- _Extracted material_:
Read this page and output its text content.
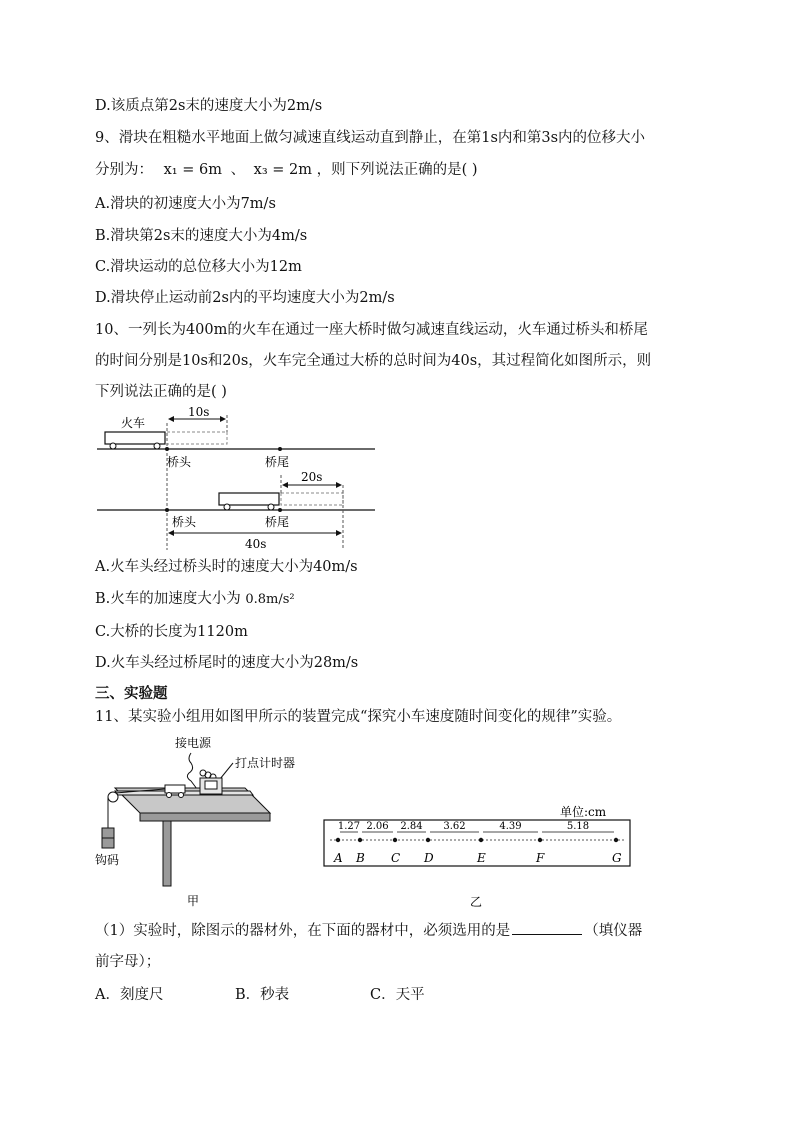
D.该质点第2s末的速度大小为2m/s
9、滑块在粗糙水平地面上做匀减速直线运动直到静止，在第1s内和第3s内的位移大小
分别为： x₁ = 6m 、 x₃ = 2m ，则下列说法正确的是( )
A.滑块的初速度大小为7m/s
B.滑块第2s末的速度大小为4m/s
C.滑块运动的总位移大小为12m
D.滑块停止运动前2s内的平均速度大小为2m/s
10、一列长为400m的火车在通过一座大桥时做匀减速直线运动，火车通过桥头和桥尾
的时间分别是10s和20s，火车完全通过大桥的总时间为40s，其过程简化如图所示，则
下列说法正确的是( )
火车
10s
桥头	桥尾
20s
桥头	桥尾
40s
A.火车头经过桥头时的速度大小为40m/s
B.火车的加速度大小为 0.8m/s²
C.大桥的长度为1120m
D.火车头经过桥尾时的速度大小为28m/s
三、实验题
11、某实验小组用如图甲所示的装置完成“探究小车速度随时间变化的规律”实验。
接电源
打点计时器
钩码
甲
单位:cm
A B C D	E	F	G
1.27 2.06 2.84 3.62	4.39	5.18
乙
（1）实验时，除图示的器材外，在下面的器材中，必须选用的是	（填仪器
前字母）；
A．刻度尺	B．秒表	C．天平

- _What needs to be done_: Repeat each entry exactly. Pictures do not belong in the copy.

- _Exercise output_:
Read this page and output its text content.
D.该质点第2s末的速度大小为2m/s
9、滑块在粗糙水平地面上做匀减速直线运动直到静止，在第1s内和第3s内的位移大小
分别为： x₁ = 6m 、 x₃ = 2m ，则下列说法正确的是( )
A.滑块的初速度大小为7m/s
B.滑块第2s末的速度大小为4m/s
C.滑块运动的总位移大小为12m
D.滑块停止运动前2s内的平均速度大小为2m/s
10、一列长为400m的火车在通过一座大桥时做匀减速直线运动，火车通过桥头和桥尾
的时间分别是10s和20s，火车完全通过大桥的总时间为40s，其过程简化如图所示，则
下列说法正确的是( )
火车
10s
桥头	桥尾
20s
桥头	桥尾
40s
A.火车头经过桥头时的速度大小为40m/s
B.火车的加速度大小为 0.8m/s²
C.大桥的长度为1120m
D.火车头经过桥尾时的速度大小为28m/s
三、实验题
11、某实验小组用如图甲所示的装置完成“探究小车速度随时间变化的规律”实验。
接电源
打点计时器
钩码
甲
单位:cm
A B C D	E	F	G
1.27 2.06 2.84 3.62	4.39	5.18
乙
（1）实验时，除图示的器材外，在下面的器材中，必须选用的是	（填仪器
前字母）；
A．刻度尺	B．秒表	C．天平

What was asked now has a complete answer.